Given exercise: Extract the lines from the line containing "What elements are" to the line containing "List UI elements", inclusive, and repeat them word for word.

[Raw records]
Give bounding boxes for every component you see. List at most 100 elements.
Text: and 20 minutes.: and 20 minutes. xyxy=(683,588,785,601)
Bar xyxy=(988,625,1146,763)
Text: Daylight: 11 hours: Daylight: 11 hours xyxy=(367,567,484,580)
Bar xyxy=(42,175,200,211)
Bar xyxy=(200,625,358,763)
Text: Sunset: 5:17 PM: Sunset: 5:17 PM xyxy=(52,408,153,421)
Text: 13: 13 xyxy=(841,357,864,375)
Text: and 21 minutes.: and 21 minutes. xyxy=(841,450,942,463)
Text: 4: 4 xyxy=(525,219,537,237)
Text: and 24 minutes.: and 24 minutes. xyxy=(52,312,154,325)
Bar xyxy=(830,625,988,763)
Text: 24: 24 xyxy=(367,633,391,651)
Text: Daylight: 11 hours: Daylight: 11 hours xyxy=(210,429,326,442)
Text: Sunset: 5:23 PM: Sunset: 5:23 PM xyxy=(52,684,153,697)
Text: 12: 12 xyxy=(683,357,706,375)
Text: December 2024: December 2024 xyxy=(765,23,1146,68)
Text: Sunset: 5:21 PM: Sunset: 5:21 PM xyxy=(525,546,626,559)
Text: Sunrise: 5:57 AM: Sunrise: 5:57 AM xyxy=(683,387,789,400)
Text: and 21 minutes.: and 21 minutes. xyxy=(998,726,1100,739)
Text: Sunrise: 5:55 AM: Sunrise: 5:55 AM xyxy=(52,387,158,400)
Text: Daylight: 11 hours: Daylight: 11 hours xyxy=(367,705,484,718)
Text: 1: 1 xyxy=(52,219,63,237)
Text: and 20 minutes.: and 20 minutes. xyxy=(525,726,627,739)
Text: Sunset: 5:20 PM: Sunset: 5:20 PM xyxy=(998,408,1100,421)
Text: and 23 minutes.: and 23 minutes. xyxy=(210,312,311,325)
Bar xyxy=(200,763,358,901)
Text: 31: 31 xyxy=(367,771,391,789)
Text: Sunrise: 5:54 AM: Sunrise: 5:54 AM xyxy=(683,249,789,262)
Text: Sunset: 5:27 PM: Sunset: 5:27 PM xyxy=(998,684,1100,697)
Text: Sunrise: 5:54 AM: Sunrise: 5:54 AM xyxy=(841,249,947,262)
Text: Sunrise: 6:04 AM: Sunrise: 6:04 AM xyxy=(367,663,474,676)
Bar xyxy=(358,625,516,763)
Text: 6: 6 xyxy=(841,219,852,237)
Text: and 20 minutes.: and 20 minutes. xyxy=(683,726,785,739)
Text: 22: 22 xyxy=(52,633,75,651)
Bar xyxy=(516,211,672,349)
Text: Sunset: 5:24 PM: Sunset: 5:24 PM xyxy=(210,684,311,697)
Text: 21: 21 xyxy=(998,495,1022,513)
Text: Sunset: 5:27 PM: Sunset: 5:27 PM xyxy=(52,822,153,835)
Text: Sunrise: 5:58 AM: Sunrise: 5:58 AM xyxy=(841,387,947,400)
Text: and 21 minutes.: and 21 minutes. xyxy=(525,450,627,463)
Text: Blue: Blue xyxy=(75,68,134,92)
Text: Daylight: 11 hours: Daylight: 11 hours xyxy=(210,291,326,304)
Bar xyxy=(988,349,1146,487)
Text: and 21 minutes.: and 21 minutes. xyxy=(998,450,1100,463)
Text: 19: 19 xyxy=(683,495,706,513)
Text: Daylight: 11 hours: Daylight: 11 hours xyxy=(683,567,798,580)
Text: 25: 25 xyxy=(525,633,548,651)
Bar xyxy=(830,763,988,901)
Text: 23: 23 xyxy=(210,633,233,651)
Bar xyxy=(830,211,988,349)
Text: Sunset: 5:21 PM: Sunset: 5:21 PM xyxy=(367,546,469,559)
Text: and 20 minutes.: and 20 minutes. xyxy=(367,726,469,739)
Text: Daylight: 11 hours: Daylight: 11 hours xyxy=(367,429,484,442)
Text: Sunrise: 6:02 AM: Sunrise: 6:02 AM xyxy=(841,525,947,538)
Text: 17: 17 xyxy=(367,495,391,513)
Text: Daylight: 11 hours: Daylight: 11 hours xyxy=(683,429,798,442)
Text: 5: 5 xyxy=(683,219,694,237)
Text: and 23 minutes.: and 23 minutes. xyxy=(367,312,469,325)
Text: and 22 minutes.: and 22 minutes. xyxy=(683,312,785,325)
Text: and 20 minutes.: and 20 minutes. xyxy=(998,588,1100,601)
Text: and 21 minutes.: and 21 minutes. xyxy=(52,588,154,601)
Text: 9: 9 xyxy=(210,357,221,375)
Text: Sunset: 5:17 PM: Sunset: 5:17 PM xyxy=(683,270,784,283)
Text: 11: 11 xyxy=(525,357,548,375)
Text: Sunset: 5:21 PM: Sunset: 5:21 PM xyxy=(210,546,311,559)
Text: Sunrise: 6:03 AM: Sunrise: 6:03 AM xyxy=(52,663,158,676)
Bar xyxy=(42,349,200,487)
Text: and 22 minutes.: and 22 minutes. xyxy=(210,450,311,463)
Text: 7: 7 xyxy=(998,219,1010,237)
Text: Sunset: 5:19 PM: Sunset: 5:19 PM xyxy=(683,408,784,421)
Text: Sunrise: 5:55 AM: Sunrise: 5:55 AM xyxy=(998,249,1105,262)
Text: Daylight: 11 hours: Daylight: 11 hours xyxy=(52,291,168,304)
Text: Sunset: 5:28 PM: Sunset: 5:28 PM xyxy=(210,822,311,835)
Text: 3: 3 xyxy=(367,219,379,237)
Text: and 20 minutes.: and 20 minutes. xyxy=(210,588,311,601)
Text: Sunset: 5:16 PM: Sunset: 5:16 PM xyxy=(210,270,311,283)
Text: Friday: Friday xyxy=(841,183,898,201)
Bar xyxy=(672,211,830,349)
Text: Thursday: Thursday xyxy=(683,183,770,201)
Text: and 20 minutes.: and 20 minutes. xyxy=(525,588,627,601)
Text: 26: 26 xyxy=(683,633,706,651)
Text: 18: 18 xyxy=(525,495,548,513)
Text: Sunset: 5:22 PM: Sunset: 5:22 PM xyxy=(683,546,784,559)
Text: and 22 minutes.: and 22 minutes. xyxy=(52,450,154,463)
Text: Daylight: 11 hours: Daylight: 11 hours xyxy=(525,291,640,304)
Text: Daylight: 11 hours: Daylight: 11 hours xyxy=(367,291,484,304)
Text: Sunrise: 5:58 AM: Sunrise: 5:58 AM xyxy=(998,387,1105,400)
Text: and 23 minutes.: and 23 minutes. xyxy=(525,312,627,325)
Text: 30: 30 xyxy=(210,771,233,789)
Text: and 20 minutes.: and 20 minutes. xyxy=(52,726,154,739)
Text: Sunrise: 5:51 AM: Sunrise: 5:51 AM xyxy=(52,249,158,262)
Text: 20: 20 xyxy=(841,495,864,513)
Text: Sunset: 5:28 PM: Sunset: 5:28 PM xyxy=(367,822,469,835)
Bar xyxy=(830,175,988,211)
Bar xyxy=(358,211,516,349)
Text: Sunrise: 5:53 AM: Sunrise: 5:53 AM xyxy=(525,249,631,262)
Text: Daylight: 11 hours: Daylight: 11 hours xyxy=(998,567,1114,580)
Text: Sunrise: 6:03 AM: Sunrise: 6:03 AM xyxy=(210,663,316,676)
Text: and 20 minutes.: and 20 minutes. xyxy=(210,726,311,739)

...

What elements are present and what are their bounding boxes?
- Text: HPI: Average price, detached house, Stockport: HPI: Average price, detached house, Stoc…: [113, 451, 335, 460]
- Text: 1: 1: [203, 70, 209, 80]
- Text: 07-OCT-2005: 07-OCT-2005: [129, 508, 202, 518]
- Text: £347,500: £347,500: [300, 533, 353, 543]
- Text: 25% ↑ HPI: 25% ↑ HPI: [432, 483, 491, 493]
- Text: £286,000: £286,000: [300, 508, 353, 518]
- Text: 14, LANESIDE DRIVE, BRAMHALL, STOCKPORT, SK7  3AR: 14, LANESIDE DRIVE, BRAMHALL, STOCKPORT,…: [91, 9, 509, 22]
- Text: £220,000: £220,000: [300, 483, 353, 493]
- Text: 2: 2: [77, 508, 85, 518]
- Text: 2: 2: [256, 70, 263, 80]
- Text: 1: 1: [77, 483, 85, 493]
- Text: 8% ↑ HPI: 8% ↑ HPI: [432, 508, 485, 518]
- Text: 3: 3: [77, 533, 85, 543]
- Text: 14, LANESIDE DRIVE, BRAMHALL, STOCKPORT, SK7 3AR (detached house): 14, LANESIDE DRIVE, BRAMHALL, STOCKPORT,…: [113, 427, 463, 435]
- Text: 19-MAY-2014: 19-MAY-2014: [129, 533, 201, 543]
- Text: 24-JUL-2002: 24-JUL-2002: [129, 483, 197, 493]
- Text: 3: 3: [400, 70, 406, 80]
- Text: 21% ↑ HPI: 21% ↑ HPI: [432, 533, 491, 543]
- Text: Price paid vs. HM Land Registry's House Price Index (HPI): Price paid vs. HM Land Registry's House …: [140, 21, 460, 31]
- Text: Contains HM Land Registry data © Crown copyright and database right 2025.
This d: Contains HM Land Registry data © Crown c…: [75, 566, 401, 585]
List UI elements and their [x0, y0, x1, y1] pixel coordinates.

Output for this exercise:
What elements are present and what are their bounding boxes?
- Text: HPI: Average price, detached house, Stockport: HPI: Average price, detached house, Stoc…: [113, 451, 335, 460]
- Text: 1: 1: [203, 70, 209, 80]
- Text: 07-OCT-2005: 07-OCT-2005: [129, 508, 202, 518]
- Text: £347,500: £347,500: [300, 533, 353, 543]
- Text: 25% ↑ HPI: 25% ↑ HPI: [432, 483, 491, 493]
- Text: £286,000: £286,000: [300, 508, 353, 518]
- Text: 14, LANESIDE DRIVE, BRAMHALL, STOCKPORT, SK7  3AR: 14, LANESIDE DRIVE, BRAMHALL, STOCKPORT,…: [91, 9, 509, 22]
- Text: £220,000: £220,000: [300, 483, 353, 493]
- Text: 2: 2: [77, 508, 85, 518]
- Text: 2: 2: [256, 70, 263, 80]
- Text: 1: 1: [77, 483, 85, 493]
- Text: 8% ↑ HPI: 8% ↑ HPI: [432, 508, 485, 518]
- Text: 3: 3: [77, 533, 85, 543]
- Text: 14, LANESIDE DRIVE, BRAMHALL, STOCKPORT, SK7 3AR (detached house): 14, LANESIDE DRIVE, BRAMHALL, STOCKPORT,…: [113, 427, 463, 435]
- Text: 19-MAY-2014: 19-MAY-2014: [129, 533, 201, 543]
- Text: 24-JUL-2002: 24-JUL-2002: [129, 483, 197, 493]
- Text: 3: 3: [400, 70, 406, 80]
- Text: 21% ↑ HPI: 21% ↑ HPI: [432, 533, 491, 543]
- Text: Price paid vs. HM Land Registry's House Price Index (HPI): Price paid vs. HM Land Registry's House …: [140, 21, 460, 31]
- Text: Contains HM Land Registry data © Crown copyright and database right 2025.
This d: Contains HM Land Registry data © Crown c…: [75, 566, 401, 585]
List UI elements and their [x0, y0, x1, y1] pixel coordinates.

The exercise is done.